Data entries:
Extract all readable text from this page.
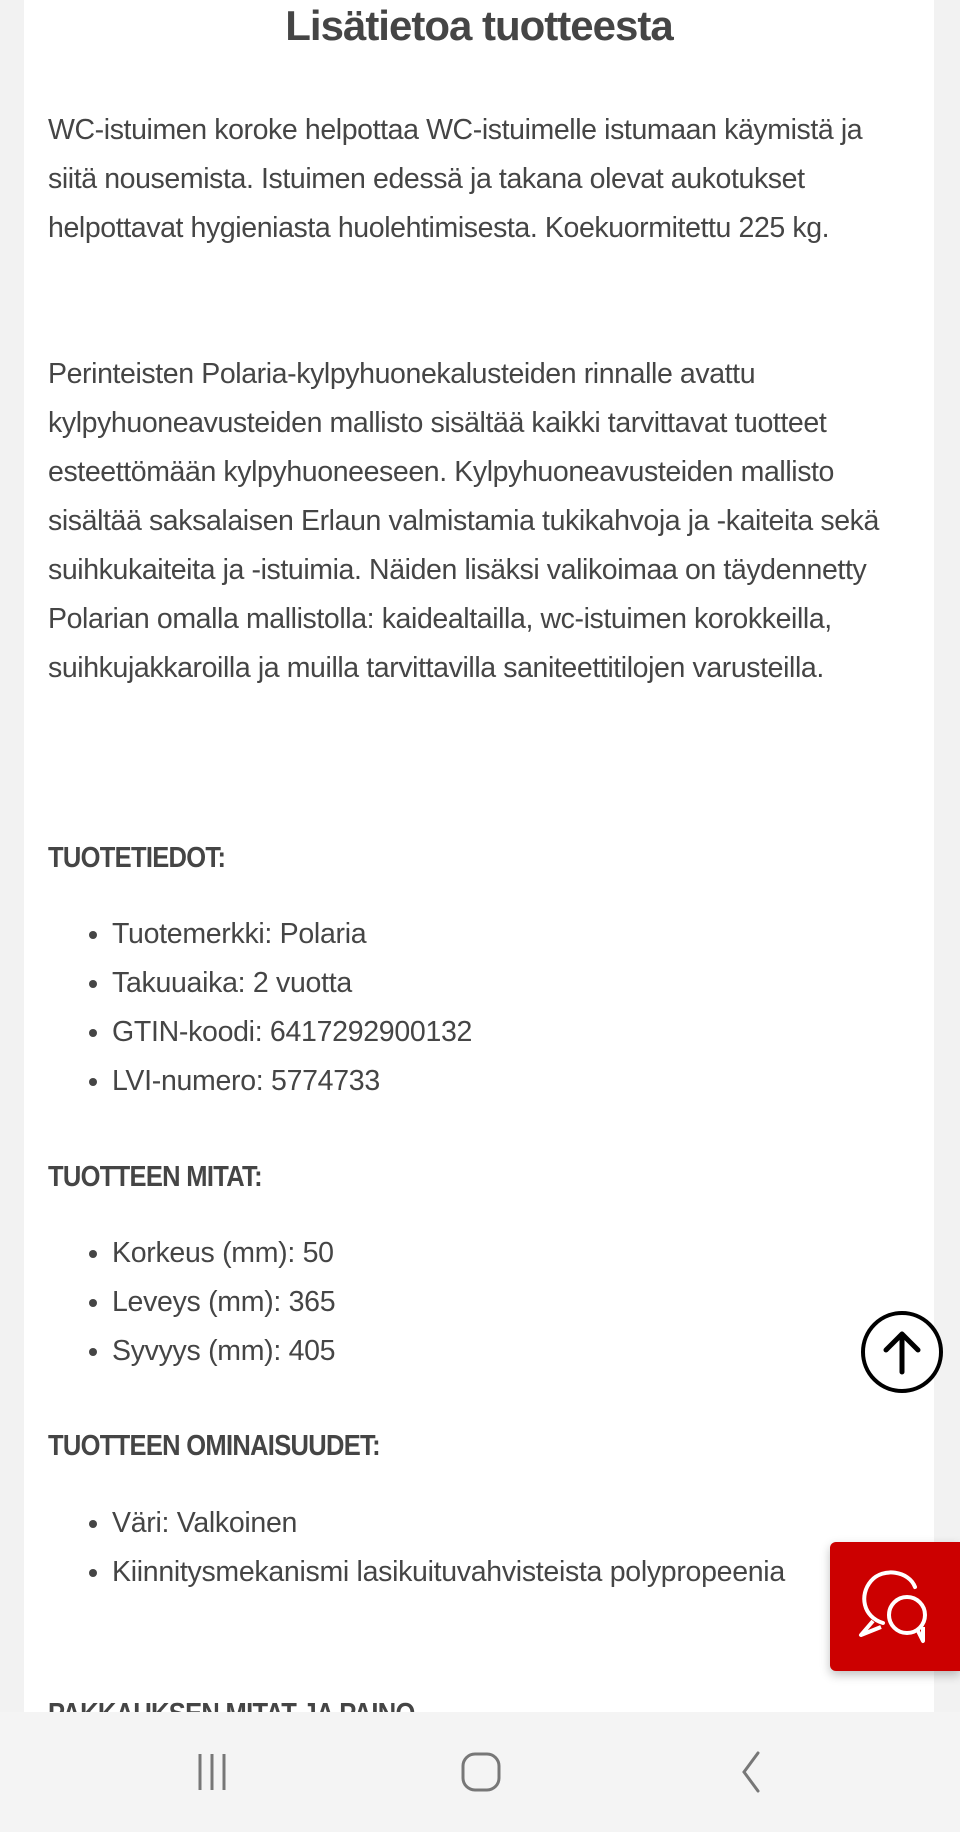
Lisätietoa tuotteesta

WC-istuimen koroke helpottaa WC-istuimelle istumaan käymistä ja siitä nousemista. Istuimen edessä ja takana olevat aukotukset helpottavat hygieniasta huolehtimisesta. Koekuormitettu 225 kg.

Perinteisten Polaria-kylpyhuonekalusteiden rinnalle avattu kylpyhuoneavusteiden mallisto sisältää kaikki tarvittavat tuotteet esteettömään kylpyhuoneeseen. Kylpyhuoneavusteiden mallisto sisältää saksalaisen Erlaun valmistamia tukikahvoja ja -kaiteita sekä suihkukaiteita ja -istuimia. Näiden lisäksi valikoimaa on täydennetty Polarian omalla mallistolla: kaidealtailla, wc-istuimen korokkeilla, suihkujakkaroilla ja muilla tarvittavilla saniteettitilojen varusteilla.

TUOTETIEDOT:
• Tuotemerkki: Polaria
• Takuuaika: 2 vuotta
• GTIN-koodi: 6417292900132
• LVI-numero: 5774733
TUOTTEEN MITAT:
• Korkeus (mm): 50
• Leveys (mm): 365
• Syvyys (mm): 405
TUOTTEEN OMINAISUUDET:
• Väri: Valkoinen
• Kiinnitysmekanismi lasikuituvahvisteista polypropeenia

**DO THIS:** Leave out the pictures and copy the rest of the material above exactly.

**COMPLETE OUTPUT:**
Extract all readable text from this page.
Lisätietoa tuotteesta

WC-istuimen koroke helpottaa WC-istuimelle istumaan käymistä ja siitä nousemista. Istuimen edessä ja takana olevat aukotukset helpottavat hygieniasta huolehtimisesta. Koekuormitettu 225 kg.

Perinteisten Polaria-kylpyhuonekalusteiden rinnalle avattu kylpyhuoneavusteiden mallisto sisältää kaikki tarvittavat tuotteet esteettömään kylpyhuoneeseen. Kylpyhuoneavusteiden mallisto sisältää saksalaisen Erlaun valmistamia tukikahvoja ja -kaiteita sekä suihkukaiteita ja -istuimia. Näiden lisäksi valikoimaa on täydennetty Polarian omalla mallistolla: kaidealtailla, wc-istuimen korokkeilla, suihkujakkaroilla ja muilla tarvittavilla saniteettitilojen varusteilla.

TUOTETIEDOT:
• Tuotemerkki: Polaria
• Takuuaika: 2 vuotta
• GTIN-koodi: 6417292900132
• LVI-numero: 5774733
TUOTTEEN MITAT:
• Korkeus (mm): 50
• Leveys (mm): 365
• Syvyys (mm): 405
TUOTTEEN OMINAISUUDET:
• Väri: Valkoinen
• Kiinnitysmekanismi lasikuituvahvisteista polypropeenia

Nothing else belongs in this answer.